[Saved entries]
※
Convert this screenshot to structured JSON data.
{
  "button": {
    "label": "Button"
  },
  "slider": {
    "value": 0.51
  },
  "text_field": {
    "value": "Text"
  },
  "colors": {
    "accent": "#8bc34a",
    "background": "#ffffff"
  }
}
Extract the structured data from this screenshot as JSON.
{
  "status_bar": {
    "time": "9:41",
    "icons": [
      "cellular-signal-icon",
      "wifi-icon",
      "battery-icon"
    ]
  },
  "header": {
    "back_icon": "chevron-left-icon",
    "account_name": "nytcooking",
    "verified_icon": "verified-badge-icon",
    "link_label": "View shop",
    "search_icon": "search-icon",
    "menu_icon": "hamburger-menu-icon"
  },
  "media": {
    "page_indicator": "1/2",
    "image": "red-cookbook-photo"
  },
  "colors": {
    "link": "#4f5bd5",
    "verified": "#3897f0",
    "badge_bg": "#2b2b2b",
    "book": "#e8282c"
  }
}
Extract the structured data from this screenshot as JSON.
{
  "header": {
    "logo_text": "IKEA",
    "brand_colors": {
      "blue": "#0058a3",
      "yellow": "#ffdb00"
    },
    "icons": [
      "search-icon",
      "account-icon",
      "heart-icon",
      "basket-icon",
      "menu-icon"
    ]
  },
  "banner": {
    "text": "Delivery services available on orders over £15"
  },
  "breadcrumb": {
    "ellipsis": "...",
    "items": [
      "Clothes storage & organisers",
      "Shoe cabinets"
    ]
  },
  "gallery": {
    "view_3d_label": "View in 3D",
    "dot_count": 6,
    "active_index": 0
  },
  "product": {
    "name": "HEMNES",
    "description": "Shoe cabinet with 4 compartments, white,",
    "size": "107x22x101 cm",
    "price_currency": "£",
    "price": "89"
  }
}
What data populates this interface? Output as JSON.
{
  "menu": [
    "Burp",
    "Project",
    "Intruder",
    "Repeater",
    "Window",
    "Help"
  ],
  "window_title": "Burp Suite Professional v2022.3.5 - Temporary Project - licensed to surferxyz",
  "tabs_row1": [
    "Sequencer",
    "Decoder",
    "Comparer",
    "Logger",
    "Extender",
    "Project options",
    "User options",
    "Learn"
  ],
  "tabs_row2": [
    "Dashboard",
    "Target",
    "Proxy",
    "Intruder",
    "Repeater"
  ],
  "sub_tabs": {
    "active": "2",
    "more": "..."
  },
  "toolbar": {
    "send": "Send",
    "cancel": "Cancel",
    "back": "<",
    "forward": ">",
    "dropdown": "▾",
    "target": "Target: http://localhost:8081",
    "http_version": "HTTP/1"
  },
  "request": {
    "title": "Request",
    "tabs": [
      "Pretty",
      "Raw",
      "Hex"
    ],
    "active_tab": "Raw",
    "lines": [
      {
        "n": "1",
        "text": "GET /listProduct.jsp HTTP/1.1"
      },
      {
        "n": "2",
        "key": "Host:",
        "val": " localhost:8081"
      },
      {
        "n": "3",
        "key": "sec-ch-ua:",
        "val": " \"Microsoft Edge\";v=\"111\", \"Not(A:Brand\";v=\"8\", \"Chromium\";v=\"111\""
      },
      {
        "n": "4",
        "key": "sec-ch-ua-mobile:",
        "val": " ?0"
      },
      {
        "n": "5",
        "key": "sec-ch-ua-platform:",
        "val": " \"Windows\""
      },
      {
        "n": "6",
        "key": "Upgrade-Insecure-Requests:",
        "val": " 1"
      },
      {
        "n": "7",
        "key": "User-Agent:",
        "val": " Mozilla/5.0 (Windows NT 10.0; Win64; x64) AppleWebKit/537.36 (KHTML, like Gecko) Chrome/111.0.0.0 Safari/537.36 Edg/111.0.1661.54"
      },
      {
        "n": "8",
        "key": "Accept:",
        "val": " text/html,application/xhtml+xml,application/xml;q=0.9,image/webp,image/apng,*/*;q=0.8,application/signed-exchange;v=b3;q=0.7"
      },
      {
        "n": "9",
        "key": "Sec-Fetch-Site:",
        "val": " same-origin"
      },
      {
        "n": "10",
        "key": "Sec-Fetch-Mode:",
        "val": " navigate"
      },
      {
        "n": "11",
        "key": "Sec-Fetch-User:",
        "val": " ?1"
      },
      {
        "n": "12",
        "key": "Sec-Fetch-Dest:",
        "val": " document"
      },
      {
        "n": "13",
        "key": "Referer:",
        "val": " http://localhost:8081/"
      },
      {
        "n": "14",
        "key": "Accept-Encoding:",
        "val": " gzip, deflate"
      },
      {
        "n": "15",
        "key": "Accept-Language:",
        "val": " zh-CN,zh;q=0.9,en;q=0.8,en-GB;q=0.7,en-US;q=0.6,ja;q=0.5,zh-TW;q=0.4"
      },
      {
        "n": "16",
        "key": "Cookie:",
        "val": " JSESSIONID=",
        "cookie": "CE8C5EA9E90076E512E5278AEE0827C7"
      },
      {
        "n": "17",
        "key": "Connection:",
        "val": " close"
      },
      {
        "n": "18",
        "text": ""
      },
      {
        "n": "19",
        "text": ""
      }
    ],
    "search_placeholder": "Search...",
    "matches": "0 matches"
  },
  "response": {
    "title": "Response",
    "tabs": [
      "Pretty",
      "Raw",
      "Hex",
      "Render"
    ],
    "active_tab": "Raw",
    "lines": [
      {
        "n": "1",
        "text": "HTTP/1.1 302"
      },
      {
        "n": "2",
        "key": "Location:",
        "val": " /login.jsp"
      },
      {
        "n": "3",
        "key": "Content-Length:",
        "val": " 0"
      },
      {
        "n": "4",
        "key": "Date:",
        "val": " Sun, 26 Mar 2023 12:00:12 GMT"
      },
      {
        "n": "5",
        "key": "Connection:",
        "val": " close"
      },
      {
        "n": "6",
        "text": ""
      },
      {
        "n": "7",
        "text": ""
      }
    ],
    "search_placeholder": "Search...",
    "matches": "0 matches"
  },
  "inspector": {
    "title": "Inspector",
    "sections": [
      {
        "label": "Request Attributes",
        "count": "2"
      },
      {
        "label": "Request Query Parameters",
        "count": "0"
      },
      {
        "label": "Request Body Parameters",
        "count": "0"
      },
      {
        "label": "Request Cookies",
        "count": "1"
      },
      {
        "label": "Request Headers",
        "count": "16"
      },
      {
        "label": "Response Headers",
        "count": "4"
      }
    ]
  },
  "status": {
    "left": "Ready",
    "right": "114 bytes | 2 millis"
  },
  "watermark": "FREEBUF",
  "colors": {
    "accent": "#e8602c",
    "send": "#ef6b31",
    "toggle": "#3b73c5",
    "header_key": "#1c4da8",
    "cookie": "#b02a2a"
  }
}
※
= WORK REQUIRED =
Output the full listing exactly as it stands.

= SOLVED PROBLEM =
Convert this screenshot to structured JSON data.
{
  "button": {
    "label": "Button"
  },
  "slider": {
    "value": 0.51
  },
  "text_field": {
    "value": "Text"
  },
  "colors": {
    "accent": "#8bc34a",
    "background": "#ffffff"
  }
}
Extract the structured data from this screenshot as JSON.
{
  "status_bar": {
    "time": "9:41",
    "icons": [
      "cellular-signal-icon",
      "wifi-icon",
      "battery-icon"
    ]
  },
  "header": {
    "back_icon": "chevron-left-icon",
    "account_name": "nytcooking",
    "verified_icon": "verified-badge-icon",
    "link_label": "View shop",
    "search_icon": "search-icon",
    "menu_icon": "hamburger-menu-icon"
  },
  "media": {
    "page_indicator": "1/2",
    "image": "red-cookbook-photo"
  },
  "colors": {
    "link": "#4f5bd5",
    "verified": "#3897f0",
    "badge_bg": "#2b2b2b",
    "book": "#e8282c"
  }
}
Extract the structured data from this screenshot as JSON.
{
  "header": {
    "logo_text": "IKEA",
    "brand_colors": {
      "blue": "#0058a3",
      "yellow": "#ffdb00"
    },
    "icons": [
      "search-icon",
      "account-icon",
      "heart-icon",
      "basket-icon",
      "menu-icon"
    ]
  },
  "banner": {
    "text": "Delivery services available on orders over £15"
  },
  "breadcrumb": {
    "ellipsis": "...",
    "items": [
      "Clothes storage & organisers",
      "Shoe cabinets"
    ]
  },
  "gallery": {
    "view_3d_label": "View in 3D",
    "dot_count": 6,
    "active_index": 0
  },
  "product": {
    "name": "HEMNES",
    "description": "Shoe cabinet with 4 compartments, white,",
    "size": "107x22x101 cm",
    "price_currency": "£",
    "price": "89"
  }
}
What data populates this interface? Output as JSON.
{
  "menu": [
    "Burp",
    "Project",
    "Intruder",
    "Repeater",
    "Window",
    "Help"
  ],
  "window_title": "Burp Suite Professional v2022.3.5 - Temporary Project - licensed to surferxyz",
  "tabs_row1": [
    "Sequencer",
    "Decoder",
    "Comparer",
    "Logger",
    "Extender",
    "Project options",
    "User options",
    "Learn"
  ],
  "tabs_row2": [
    "Dashboard",
    "Target",
    "Proxy",
    "Intruder",
    "Repeater"
  ],
  "sub_tabs": {
    "active": "2",
    "more": "..."
  },
  "toolbar": {
    "send": "Send",
    "cancel": "Cancel",
    "back": "<",
    "forward": ">",
    "dropdown": "▾",
    "target": "Target: http://localhost:8081",
    "http_version": "HTTP/1"
  },
  "request": {
    "title": "Request",
    "tabs": [
      "Pretty",
      "Raw",
      "Hex"
    ],
    "active_tab": "Raw",
    "lines": [
      {
        "n": "1",
        "text": "GET /listProduct.jsp HTTP/1.1"
      },
      {
        "n": "2",
        "key": "Host:",
        "val": " localhost:8081"
      },
      {
        "n": "3",
        "key": "sec-ch-ua:",
        "val": " \"Microsoft Edge\";v=\"111\", \"Not(A:Brand\";v=\"8\", \"Chromium\";v=\"111\""
      },
      {
        "n": "4",
        "key": "sec-ch-ua-mobile:",
        "val": " ?0"
      },
      {
        "n": "5",
        "key": "sec-ch-ua-platform:",
        "val": " \"Windows\""
      },
      {
        "n": "6",
        "key": "Upgrade-Insecure-Requests:",
        "val": " 1"
      },
      {
        "n": "7",
        "key": "User-Agent:",
        "val": " Mozilla/5.0 (Windows NT 10.0; Win64; x64) AppleWebKit/537.36 (KHTML, like Gecko) Chrome/111.0.0.0 Safari/537.36 Edg/111.0.1661.54"
      },
      {
        "n": "8",
        "key": "Accept:",
        "val": " text/html,application/xhtml+xml,application/xml;q=0.9,image/webp,image/apng,*/*;q=0.8,application/signed-exchange;v=b3;q=0.7"
      },
      {
        "n": "9",
        "key": "Sec-Fetch-Site:",
        "val": " same-origin"
      },
      {
        "n": "10",
        "key": "Sec-Fetch-Mode:",
        "val": " navigate"
      },
      {
        "n": "11",
        "key": "Sec-Fetch-User:",
        "val": " ?1"
      },
      {
        "n": "12",
        "key": "Sec-Fetch-Dest:",
        "val": " document"
      },
      {
        "n": "13",
        "key": "Referer:",
        "val": " http://localhost:8081/"
      },
      {
        "n": "14",
        "key": "Accept-Encoding:",
        "val": " gzip, deflate"
      },
      {
        "n": "15",
        "key": "Accept-Language:",
        "val": " zh-CN,zh;q=0.9,en;q=0.8,en-GB;q=0.7,en-US;q=0.6,ja;q=0.5,zh-TW;q=0.4"
      },
      {
        "n": "16",
        "key": "Cookie:",
        "val": " JSESSIONID=",
        "cookie": "CE8C5EA9E90076E512E5278AEE0827C7"
      },
      {
        "n": "17",
        "key": "Connection:",
        "val": " close"
      },
      {
        "n": "18",
        "text": ""
      },
      {
        "n": "19",
        "text": ""
      }
    ],
    "search_placeholder": "Search...",
    "matches": "0 matches"
  },
  "response": {
    "title": "Response",
    "tabs": [
      "Pretty",
      "Raw",
      "Hex",
      "Render"
    ],
    "active_tab": "Raw",
    "lines": [
      {
        "n": "1",
        "text": "HTTP/1.1 302"
      },
      {
        "n": "2",
        "key": "Location:",
        "val": " /login.jsp"
      },
      {
        "n": "3",
        "key": "Content-Length:",
        "val": " 0"
      },
      {
        "n": "4",
        "key": "Date:",
        "val": " Sun, 26 Mar 2023 12:00:12 GMT"
      },
      {
        "n": "5",
        "key": "Connection:",
        "val": " close"
      },
      {
        "n": "6",
        "text": ""
      },
      {
        "n": "7",
        "text": ""
      }
    ],
    "search_placeholder": "Search...",
    "matches": "0 matches"
  },
  "inspector": {
    "title": "Inspector",
    "sections": [
      {
        "label": "Request Attributes",
        "count": "2"
      },
      {
        "label": "Request Query Parameters",
        "count": "0"
      },
      {
        "label": "Request Body Parameters",
        "count": "0"
      },
      {
        "label": "Request Cookies",
        "count": "1"
      },
      {
        "label": "Request Headers",
        "count": "16"
      },
      {
        "label": "Response Headers",
        "count": "4"
      }
    ]
  },
  "status": {
    "left": "Ready",
    "right": "114 bytes | 2 millis"
  },
  "watermark": "FREEBUF",
  "colors": {
    "accent": "#e8602c",
    "send": "#ef6b31",
    "toggle": "#3b73c5",
    "header_key": "#1c4da8",
    "cookie": "#b02a2a"
  }
}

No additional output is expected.